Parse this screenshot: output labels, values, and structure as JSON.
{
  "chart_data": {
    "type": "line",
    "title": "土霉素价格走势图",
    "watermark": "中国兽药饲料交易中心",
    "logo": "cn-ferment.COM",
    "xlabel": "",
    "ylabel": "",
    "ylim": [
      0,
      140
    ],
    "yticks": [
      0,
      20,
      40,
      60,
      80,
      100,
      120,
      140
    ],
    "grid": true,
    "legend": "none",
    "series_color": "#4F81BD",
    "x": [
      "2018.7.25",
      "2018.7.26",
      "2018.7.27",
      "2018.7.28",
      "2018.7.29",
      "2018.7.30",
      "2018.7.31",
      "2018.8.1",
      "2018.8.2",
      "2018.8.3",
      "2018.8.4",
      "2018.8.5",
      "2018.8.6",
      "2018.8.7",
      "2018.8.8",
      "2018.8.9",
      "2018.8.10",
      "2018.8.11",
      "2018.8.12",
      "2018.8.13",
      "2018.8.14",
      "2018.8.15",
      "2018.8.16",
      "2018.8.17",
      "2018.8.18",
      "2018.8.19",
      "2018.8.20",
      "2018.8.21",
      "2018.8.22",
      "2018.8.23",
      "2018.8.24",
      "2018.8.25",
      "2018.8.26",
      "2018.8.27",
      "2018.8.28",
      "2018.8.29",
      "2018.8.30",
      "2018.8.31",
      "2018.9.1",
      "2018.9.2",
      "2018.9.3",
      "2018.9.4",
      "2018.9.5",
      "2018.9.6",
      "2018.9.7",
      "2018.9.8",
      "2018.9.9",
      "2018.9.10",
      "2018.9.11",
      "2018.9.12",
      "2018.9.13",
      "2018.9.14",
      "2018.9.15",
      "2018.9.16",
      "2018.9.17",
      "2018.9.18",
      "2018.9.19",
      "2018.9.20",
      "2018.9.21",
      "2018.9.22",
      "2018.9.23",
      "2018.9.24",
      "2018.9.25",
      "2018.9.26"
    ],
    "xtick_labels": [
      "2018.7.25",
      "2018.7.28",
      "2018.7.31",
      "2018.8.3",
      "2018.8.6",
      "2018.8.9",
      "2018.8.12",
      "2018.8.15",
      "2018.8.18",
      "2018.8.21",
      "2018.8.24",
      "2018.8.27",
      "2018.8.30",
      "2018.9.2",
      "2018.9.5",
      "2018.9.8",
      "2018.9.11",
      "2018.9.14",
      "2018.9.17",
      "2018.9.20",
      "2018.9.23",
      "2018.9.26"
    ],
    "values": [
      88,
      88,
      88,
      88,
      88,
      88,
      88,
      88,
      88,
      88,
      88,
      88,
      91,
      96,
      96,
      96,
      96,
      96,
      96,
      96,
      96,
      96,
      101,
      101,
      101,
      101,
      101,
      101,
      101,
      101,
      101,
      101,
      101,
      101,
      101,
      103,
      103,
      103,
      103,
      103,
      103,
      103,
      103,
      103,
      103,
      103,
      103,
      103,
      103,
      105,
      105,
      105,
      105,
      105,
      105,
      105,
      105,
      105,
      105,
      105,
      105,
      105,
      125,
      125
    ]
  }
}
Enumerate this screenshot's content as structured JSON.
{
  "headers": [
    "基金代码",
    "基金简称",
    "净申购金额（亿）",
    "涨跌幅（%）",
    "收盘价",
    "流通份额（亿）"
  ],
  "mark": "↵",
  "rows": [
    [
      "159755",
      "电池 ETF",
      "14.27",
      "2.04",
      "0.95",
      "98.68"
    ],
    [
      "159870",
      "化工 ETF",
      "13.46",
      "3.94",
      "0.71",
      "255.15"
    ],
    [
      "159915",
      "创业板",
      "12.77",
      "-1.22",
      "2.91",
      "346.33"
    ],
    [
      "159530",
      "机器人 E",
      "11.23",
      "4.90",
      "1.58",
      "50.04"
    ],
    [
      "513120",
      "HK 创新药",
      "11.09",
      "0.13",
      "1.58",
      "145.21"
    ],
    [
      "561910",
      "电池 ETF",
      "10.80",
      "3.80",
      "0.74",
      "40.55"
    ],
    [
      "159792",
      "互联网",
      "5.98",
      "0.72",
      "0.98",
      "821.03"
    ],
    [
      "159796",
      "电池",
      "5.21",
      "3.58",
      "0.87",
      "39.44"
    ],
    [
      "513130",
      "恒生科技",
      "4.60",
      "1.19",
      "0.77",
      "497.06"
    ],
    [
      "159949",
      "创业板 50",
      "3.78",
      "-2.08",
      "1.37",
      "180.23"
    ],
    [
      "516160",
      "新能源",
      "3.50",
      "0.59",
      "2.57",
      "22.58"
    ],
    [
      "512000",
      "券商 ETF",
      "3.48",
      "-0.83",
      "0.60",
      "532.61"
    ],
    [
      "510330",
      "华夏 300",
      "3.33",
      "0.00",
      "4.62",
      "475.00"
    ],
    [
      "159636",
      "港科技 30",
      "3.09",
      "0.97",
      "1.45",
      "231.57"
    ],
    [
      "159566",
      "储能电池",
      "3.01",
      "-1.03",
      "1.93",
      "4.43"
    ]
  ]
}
────────────────────
_BRIEF_
Extract all lines of the records above that include "this".

_THE OUTPUT_
Parse this screenshot: output labels, values, and structure as JSON.
Enumerate this screenshot's content as structured JSON.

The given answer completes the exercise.